---------- Exercise text ----------

EssaysReid WieglebComment

Silence

EssaysReid WieglebComment
Silence

Have you ever heard silence? Real and forever quiet. The kind of quiet where your brain, in its infinite capacity, cannot contain of the lack of information. I am talking about the kind of silence that makes your ears ring. Utter silence. No humming refrigerator, no crying sirens, not even a rustle in the leaves.

I have heard this kind of silence just twice in my wanderings. Once in the North Woods of Maine after a foot of fluffy powder fell on every exposed surface. I walked into the single-digit cold before dawn and climbed a rickety deer stand deep in my Uncle’s property. When my breathing settled, the forest fell still and I realized I could hear nothing. It was so quiet my hushed breath seemed to hide from the chill. As I sat trying to understand what I was, or rather, was not hearing, a wooshing sound faded into the stage. I looked skyward just in time to see a Bald Eagle flying absentmindedly thirty feet above the trees. Each woosh of his wings rattled snow from the branches. It was the absurd noiselessness, not the cold that gave me a brain freeze. Without the persistent metronome that is sound, time fell irrelevant.

----------

Exercise details:
Pick up the essay on silence after its final sentence and continue the text. The items are separate material and not part of the essay on silence.

---------- Data excerpts ----------

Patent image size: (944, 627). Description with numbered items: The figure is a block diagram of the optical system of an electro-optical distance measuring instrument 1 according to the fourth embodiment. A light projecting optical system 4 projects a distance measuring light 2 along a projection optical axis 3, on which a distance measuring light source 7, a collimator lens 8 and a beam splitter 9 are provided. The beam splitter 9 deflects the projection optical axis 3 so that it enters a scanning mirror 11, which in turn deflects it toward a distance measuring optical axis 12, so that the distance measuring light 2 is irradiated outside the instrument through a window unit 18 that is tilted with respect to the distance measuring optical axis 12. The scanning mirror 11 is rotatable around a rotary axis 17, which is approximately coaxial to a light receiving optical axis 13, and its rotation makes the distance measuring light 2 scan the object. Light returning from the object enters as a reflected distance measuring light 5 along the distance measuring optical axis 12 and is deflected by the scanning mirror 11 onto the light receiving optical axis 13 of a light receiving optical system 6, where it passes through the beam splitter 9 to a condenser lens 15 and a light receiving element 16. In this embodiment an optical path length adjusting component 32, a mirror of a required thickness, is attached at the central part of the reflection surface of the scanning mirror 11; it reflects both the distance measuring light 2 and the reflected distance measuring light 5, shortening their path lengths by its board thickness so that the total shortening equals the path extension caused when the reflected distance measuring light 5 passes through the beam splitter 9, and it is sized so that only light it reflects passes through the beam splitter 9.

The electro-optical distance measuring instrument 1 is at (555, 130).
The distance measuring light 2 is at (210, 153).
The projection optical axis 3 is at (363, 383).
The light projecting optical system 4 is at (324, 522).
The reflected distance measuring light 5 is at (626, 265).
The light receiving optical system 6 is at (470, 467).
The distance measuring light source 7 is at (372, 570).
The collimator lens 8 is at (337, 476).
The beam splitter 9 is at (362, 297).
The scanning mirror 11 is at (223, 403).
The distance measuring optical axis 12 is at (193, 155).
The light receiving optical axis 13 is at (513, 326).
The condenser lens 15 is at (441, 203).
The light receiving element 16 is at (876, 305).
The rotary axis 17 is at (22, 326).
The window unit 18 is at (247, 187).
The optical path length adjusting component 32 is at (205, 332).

----------

Written answer:
Bad Water Basin

Bad Water Basin

At the bottom of the United States, 282 feet below sea level to be exact, is the Bad Water Basin salt flat. Alex and I wandered well away from the parking lot searching for undisturbed crystalline structures formed as the meager water that exists here evaporates. A mile or more out I released the shutter on my big digital camera and could swear the ground shook as it thumped. Bad Water Basin is so vast and hollow that even if there had been a breeze, nothing would have interrupted its path for miles. We stood for a bit, letting our ears ring in search for any hint of anything; but there was nothing.

In the presence of pure silence, time stops and nothingness takes over and suddenly you hear yourself in astonishing clarity.  

It seems inconsequential, the thought of brief and real silence. It is not. As I proof read this I could not help but think of people around the world born without hearing or worse yet, those that lose it through some unfortunate circumstance. The novelty I described and the feeling that comes with it is someone’s everyday reality and I do not mean to undermine that truth.